PROBLEM TO WORK ON –
Find the string "мероприятий" in the listing and report every line that has it.

INPUT DATA –
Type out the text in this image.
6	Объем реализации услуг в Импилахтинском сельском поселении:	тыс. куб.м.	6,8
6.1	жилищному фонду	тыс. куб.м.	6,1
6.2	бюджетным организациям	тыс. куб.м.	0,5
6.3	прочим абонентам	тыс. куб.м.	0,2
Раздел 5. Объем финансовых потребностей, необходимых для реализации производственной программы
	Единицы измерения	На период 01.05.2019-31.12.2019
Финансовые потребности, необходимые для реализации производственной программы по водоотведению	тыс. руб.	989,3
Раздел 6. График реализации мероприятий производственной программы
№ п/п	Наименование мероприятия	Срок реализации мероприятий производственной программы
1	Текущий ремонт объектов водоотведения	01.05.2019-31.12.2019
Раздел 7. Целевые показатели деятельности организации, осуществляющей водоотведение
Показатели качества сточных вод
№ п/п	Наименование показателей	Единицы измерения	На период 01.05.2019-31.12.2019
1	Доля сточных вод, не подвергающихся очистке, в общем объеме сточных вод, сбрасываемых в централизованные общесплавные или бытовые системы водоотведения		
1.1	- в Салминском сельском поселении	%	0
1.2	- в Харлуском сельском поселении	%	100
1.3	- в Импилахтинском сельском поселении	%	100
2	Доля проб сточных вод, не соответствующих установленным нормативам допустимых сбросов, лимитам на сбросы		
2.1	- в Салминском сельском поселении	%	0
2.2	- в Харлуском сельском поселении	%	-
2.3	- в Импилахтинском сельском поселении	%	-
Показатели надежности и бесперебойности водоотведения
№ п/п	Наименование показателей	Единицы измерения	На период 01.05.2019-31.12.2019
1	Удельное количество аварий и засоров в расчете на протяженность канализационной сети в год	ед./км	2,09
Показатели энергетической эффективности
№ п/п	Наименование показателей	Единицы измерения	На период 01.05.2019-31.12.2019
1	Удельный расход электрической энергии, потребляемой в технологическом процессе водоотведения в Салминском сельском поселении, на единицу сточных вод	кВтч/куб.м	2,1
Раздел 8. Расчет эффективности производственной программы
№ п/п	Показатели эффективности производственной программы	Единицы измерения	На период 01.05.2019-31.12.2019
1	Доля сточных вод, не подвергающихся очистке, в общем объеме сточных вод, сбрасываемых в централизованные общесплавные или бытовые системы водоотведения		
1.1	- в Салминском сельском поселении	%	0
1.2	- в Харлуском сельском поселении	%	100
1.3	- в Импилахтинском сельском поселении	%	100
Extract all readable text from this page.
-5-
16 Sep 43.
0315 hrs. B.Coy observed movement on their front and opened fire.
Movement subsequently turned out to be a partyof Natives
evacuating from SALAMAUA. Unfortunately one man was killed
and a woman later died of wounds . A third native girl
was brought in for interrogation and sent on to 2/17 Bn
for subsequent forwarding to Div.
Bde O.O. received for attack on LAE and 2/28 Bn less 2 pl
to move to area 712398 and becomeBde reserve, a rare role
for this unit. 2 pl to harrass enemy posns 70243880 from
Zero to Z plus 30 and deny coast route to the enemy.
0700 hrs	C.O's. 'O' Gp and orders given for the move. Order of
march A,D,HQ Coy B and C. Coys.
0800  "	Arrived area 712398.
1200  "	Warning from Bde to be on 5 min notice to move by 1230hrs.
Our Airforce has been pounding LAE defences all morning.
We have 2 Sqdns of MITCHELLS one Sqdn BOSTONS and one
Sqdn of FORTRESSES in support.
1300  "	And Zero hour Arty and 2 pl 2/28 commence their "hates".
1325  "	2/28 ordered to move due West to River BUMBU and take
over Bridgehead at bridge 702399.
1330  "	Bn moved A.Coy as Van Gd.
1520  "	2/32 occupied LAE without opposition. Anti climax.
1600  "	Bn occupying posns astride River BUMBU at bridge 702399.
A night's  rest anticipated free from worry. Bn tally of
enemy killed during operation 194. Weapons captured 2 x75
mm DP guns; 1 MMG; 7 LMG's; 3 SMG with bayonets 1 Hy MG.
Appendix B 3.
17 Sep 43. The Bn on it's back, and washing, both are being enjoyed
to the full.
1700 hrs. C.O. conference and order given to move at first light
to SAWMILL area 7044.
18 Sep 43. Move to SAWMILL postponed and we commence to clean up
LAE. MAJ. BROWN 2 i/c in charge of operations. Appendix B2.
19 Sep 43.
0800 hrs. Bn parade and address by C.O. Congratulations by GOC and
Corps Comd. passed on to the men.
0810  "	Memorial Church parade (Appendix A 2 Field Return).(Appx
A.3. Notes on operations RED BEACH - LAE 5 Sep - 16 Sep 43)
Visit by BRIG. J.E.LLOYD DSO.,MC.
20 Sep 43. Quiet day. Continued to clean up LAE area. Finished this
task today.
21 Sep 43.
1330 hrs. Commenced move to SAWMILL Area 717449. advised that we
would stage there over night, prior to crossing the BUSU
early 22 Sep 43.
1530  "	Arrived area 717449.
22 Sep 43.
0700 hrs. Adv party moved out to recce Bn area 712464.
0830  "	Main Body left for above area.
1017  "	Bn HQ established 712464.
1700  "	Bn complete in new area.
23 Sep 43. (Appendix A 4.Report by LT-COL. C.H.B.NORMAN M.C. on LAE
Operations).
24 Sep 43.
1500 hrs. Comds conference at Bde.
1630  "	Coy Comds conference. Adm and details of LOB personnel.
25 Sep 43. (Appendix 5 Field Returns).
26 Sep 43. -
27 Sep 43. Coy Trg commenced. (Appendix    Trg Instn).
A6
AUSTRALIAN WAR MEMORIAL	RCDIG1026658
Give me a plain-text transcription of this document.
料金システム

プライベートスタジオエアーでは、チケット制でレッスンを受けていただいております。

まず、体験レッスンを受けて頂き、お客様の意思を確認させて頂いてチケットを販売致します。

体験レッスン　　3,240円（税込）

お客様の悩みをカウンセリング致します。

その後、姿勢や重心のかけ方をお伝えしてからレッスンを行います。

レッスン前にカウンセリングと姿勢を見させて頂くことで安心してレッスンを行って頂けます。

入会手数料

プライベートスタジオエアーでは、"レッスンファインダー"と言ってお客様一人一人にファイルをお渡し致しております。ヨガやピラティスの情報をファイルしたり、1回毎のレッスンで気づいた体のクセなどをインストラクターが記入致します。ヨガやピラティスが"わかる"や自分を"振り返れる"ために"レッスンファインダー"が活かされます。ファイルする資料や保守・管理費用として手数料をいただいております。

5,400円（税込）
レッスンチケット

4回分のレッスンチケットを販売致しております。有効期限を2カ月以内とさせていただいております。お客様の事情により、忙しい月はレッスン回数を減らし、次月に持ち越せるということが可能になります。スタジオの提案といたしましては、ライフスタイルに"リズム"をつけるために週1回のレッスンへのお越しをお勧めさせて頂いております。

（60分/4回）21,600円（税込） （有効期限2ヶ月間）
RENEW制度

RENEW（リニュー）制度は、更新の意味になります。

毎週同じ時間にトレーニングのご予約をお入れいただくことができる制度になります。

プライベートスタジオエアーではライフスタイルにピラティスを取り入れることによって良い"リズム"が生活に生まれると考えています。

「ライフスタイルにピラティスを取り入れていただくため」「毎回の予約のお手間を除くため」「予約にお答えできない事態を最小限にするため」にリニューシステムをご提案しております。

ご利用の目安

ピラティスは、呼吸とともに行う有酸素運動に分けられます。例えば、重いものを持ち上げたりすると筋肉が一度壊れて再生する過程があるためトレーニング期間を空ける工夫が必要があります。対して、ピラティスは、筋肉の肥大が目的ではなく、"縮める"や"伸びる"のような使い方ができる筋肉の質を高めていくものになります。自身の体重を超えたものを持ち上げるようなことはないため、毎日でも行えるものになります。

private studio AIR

TASK RESPONSE –
Раздел 6. График реализации мероприятий производственной программы
№ п/п	Наименование мероприятия	Срок реализации мероприятий производственной программы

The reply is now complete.